* LISTED ENTRIES

[Start]

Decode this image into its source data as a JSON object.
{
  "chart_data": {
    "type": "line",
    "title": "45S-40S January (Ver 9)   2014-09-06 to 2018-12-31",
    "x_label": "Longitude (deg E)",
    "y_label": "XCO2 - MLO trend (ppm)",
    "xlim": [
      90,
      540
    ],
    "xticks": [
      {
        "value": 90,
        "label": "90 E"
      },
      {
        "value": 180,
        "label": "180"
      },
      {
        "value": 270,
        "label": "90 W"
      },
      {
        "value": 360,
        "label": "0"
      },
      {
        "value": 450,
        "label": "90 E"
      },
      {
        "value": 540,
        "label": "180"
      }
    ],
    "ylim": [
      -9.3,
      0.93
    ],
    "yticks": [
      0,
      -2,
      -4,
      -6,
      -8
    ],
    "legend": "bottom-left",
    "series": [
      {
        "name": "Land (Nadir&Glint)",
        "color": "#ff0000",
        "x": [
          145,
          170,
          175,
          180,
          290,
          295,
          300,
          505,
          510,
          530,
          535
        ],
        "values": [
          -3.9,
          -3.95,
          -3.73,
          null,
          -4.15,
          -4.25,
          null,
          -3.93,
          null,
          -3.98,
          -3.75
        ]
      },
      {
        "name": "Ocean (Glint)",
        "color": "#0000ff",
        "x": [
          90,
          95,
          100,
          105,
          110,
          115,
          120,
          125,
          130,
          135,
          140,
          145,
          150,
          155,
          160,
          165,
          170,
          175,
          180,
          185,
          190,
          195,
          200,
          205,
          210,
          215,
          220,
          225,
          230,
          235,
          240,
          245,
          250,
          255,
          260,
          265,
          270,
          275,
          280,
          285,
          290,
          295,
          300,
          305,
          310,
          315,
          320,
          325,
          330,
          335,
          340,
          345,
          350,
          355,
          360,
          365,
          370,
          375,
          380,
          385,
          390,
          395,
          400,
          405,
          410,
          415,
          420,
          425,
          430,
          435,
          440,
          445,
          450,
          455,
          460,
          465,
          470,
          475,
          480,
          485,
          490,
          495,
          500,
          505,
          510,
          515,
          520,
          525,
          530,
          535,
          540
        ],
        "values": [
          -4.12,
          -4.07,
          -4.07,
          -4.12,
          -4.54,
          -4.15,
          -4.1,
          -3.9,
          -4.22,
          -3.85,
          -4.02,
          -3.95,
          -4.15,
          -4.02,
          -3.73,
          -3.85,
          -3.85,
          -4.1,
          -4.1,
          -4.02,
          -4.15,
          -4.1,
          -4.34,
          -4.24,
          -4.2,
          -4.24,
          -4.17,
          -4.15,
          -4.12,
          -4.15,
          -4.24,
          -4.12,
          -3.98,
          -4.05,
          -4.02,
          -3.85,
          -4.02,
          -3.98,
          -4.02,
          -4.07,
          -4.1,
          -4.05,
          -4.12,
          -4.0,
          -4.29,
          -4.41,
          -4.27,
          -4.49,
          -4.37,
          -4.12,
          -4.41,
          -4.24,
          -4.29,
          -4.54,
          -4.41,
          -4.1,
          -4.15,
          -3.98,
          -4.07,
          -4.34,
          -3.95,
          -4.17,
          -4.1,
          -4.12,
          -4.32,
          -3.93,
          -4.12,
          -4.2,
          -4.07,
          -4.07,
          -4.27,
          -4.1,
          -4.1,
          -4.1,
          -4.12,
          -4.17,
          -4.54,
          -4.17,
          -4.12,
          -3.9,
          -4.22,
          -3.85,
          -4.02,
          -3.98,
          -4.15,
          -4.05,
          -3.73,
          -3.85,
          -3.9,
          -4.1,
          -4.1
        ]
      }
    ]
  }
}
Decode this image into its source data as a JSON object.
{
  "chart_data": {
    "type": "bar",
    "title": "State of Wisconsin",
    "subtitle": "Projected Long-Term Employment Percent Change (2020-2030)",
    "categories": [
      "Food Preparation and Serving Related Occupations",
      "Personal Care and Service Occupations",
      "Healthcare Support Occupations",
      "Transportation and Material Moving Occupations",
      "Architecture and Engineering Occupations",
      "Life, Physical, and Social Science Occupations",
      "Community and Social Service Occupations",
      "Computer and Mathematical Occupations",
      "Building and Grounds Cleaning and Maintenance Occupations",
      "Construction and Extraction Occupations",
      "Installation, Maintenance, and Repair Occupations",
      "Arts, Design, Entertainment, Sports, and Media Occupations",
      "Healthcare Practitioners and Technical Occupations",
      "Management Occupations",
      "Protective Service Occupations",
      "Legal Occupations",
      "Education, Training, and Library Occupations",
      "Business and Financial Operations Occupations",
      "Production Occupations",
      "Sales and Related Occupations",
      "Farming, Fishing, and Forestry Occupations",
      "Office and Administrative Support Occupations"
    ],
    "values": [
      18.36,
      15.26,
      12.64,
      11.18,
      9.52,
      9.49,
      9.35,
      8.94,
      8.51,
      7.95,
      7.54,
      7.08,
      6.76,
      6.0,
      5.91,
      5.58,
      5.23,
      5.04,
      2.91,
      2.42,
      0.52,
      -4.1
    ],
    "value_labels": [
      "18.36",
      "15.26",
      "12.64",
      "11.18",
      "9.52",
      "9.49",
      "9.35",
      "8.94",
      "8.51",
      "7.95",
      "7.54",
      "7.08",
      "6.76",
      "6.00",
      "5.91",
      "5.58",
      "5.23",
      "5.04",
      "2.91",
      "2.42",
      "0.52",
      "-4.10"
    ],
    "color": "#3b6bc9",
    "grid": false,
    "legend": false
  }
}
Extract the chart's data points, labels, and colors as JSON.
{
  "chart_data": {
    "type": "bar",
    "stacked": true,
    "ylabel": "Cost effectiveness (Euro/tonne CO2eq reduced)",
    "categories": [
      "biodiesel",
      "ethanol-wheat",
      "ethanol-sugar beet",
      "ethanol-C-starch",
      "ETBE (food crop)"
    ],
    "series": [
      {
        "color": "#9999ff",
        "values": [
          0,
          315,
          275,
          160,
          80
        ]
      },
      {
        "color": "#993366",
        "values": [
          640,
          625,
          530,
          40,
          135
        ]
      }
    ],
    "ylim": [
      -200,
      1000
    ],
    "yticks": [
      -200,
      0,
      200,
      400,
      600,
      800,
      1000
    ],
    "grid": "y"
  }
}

[End]

* TASK DETAILS
Look for "Glint" and pull out every line that has it.

* COMPLETE ANSWER
        "name": "Land (Nadir&Glint)",
        "name": "Ocean (Glint)",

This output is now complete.